## [WORK INSTRUCTIONS]
A - According to the event announcement, in which room will the in-person session take place?
B - Copy out the entries verbatim, covering everything from the start of the entries down to the line containing "todo-item-text: dsdsdsdsd —", with that line included.

The Crisis of Modernity and the Turn to Time in International Law

When: Monday, June 16, 2025, 3:00 PM - 5:00 PM
Where: Online or in-person at Room 313, Third Floor, School of Law, Queen Mary University of London Mile End Road London E1 4NS

David M Scott (British Academy Postdoctoral Fellow, School of Law, Queen Mary) will present their Fellowship research on 'The Turn to Time in International Law' with Ruth Fletcher (Professor, School of Law, Queen Mary) and Tanzil Chowdhury (Senior Lecturer, School of Law, Queen Mary) as discussants.

Abstract

International law has long been sustained by an orientation of progress. Yet around the turn of the twenty-first century, the discipline appears to have lost its certainty in itself. All of a sudden, it had to turn to history to understand how the past held back the present; or rethink the present in terms of the ‘Anthropocene’ and environmental collapse; or imagine radical and fundamental transformations of the discipline into a new and ‘global’ future. Few scholars within these fields, however, have reflected on why the twenty-first century has prompted this need to reposition the discipline within time.

## [ROWS]
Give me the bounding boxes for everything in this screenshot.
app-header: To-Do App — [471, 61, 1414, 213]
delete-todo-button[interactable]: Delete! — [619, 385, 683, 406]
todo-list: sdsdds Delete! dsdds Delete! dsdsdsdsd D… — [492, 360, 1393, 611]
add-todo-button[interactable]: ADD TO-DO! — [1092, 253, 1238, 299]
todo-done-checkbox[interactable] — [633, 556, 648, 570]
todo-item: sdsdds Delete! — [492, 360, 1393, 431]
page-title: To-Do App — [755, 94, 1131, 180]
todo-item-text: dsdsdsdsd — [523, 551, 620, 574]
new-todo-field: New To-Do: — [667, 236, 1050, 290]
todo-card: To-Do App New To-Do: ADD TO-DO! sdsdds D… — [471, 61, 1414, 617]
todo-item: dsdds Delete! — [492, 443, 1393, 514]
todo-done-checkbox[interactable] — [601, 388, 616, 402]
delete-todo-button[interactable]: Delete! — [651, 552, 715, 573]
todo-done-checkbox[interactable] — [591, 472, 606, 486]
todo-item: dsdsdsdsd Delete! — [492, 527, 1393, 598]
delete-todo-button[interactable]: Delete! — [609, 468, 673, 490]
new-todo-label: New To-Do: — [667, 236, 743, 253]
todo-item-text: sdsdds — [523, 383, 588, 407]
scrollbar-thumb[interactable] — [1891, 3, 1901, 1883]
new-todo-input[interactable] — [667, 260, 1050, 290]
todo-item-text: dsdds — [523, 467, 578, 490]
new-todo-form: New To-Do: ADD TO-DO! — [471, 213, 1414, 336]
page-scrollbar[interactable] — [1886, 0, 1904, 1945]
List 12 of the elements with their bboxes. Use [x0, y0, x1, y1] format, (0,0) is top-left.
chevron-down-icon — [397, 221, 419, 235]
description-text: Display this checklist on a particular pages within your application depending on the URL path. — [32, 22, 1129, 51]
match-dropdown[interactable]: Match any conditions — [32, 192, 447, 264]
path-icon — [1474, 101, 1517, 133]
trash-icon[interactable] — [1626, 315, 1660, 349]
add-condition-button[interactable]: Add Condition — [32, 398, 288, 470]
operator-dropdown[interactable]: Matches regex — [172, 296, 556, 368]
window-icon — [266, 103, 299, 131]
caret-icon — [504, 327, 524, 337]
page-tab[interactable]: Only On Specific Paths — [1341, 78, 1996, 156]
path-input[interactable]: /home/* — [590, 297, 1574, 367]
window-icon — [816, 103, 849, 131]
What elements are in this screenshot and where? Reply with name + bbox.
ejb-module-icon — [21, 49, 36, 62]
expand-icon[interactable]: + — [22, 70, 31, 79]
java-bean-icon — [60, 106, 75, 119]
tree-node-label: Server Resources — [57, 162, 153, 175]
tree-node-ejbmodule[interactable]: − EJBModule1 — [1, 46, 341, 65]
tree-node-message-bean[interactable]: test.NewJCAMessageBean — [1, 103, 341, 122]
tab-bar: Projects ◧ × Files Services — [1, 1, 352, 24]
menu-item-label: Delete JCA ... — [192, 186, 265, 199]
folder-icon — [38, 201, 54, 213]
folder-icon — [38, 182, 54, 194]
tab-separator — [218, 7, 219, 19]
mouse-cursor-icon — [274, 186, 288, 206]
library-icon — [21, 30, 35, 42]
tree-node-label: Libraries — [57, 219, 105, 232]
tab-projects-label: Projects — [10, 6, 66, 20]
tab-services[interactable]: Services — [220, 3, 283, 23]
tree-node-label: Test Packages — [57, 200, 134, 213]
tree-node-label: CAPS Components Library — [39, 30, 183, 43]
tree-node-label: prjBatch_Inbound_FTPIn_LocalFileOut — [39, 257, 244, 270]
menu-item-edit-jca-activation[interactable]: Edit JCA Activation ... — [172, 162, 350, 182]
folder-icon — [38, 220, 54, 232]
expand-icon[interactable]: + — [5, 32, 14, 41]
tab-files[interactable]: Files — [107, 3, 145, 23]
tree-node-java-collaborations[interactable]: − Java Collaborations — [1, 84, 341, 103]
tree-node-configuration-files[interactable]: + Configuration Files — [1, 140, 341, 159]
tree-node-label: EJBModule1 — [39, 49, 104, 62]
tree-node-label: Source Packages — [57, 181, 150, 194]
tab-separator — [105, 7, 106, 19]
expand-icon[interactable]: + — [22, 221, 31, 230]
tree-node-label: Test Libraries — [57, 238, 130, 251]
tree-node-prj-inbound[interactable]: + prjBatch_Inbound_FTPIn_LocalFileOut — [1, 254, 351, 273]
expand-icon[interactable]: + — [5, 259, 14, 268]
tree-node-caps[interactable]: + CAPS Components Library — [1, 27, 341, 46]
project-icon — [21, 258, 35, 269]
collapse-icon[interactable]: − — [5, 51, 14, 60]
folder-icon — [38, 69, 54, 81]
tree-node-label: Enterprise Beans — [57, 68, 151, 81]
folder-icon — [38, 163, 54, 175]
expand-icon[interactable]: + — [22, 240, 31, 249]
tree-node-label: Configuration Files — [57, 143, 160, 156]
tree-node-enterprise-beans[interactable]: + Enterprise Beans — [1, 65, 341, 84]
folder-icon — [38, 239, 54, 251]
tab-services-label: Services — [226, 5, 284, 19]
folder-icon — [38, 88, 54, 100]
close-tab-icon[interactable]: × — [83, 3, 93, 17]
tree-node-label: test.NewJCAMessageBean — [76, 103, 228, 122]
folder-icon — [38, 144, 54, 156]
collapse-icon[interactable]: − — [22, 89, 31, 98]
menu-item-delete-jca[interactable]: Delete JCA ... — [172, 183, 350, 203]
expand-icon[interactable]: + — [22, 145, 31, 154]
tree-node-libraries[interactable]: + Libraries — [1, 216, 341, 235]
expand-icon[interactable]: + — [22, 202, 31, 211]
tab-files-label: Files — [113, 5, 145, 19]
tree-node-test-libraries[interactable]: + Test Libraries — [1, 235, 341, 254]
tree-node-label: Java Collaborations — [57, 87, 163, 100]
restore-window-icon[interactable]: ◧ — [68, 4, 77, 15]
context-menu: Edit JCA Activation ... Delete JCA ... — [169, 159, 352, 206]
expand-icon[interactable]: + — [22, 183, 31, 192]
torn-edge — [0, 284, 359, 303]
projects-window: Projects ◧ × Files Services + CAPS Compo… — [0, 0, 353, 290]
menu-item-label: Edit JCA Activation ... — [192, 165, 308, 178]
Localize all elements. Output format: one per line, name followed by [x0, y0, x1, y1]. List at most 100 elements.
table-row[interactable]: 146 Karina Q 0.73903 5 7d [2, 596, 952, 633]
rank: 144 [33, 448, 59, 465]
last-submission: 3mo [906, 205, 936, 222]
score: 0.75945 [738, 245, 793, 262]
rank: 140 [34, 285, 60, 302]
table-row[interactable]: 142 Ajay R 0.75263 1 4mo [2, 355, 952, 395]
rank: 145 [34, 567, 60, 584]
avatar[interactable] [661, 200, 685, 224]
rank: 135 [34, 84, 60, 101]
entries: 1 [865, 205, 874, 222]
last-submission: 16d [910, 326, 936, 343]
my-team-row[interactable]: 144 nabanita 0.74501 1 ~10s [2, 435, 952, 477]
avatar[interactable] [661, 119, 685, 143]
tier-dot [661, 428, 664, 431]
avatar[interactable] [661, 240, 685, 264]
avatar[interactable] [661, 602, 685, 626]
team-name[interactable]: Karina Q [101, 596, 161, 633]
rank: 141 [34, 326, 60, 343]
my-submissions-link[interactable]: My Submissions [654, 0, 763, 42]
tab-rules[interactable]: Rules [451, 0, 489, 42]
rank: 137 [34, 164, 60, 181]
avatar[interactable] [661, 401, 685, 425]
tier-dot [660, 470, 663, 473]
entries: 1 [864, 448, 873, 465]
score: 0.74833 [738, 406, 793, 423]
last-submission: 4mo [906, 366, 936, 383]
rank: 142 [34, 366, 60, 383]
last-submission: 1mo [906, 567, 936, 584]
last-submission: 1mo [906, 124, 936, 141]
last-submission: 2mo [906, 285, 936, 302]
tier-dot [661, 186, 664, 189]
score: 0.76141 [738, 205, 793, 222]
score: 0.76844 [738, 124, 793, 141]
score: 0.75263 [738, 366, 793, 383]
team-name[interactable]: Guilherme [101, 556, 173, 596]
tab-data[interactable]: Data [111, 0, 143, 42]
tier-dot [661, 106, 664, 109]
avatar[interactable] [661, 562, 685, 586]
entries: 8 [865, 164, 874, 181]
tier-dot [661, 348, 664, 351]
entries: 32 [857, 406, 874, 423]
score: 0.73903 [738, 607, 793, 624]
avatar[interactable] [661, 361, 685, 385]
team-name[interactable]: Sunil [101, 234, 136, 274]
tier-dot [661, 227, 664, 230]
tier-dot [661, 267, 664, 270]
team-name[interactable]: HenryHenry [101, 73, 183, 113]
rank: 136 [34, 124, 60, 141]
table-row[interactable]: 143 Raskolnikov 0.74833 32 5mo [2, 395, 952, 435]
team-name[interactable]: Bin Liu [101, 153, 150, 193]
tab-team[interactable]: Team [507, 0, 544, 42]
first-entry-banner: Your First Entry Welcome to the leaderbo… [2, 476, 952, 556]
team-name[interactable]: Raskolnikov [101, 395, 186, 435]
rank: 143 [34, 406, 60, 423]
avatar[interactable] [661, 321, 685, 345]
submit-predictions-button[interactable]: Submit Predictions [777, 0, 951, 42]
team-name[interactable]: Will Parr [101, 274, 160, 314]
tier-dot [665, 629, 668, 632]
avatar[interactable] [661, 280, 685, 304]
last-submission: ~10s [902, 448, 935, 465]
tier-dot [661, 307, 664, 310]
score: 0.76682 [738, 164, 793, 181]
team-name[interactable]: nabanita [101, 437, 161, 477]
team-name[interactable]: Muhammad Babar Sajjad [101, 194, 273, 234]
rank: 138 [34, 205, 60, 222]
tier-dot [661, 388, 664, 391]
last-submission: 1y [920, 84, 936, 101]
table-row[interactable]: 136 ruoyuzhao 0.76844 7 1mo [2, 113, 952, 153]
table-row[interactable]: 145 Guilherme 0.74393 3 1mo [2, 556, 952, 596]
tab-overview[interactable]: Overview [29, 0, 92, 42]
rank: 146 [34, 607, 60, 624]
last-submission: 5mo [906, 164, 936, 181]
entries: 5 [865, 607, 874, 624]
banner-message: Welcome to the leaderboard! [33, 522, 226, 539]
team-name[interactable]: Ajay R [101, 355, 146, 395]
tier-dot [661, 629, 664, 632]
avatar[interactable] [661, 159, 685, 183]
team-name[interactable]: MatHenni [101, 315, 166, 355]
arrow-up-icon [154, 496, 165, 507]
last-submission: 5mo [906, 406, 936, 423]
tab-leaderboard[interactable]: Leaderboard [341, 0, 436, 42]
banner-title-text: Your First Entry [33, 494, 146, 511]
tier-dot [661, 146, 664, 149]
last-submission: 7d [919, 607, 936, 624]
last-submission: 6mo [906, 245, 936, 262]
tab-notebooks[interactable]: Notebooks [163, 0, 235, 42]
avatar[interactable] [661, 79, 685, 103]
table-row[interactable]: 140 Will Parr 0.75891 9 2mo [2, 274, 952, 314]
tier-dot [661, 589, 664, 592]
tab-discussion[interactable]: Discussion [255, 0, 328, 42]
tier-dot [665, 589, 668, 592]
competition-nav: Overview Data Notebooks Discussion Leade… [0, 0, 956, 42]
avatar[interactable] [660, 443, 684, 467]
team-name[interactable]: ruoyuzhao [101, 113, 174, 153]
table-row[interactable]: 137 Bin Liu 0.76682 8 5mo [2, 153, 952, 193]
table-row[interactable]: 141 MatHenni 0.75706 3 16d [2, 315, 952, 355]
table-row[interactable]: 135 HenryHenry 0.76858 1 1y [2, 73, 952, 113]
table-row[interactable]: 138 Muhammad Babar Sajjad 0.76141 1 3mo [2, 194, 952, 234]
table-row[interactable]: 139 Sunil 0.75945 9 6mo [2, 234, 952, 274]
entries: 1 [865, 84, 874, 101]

## [OUTPUTS BY TASK]
A - Room 313, on the Third Floor of the School of Law at Queen Mary University of London.

B -
Give me the bounding boxes for everything in this screenshot.
app-header: To-Do App — [471, 61, 1414, 213]
delete-todo-button[interactable]: Delete! — [619, 385, 683, 406]
todo-list: sdsdds Delete! dsdds Delete! dsdsdsdsd D… — [492, 360, 1393, 611]
add-todo-button[interactable]: ADD TO-DO! — [1092, 253, 1238, 299]
todo-done-checkbox[interactable] — [633, 556, 648, 570]
todo-item: sdsdds Delete! — [492, 360, 1393, 431]
page-title: To-Do App — [755, 94, 1131, 180]
todo-item-text: dsdsdsdsd — [523, 551, 620, 574]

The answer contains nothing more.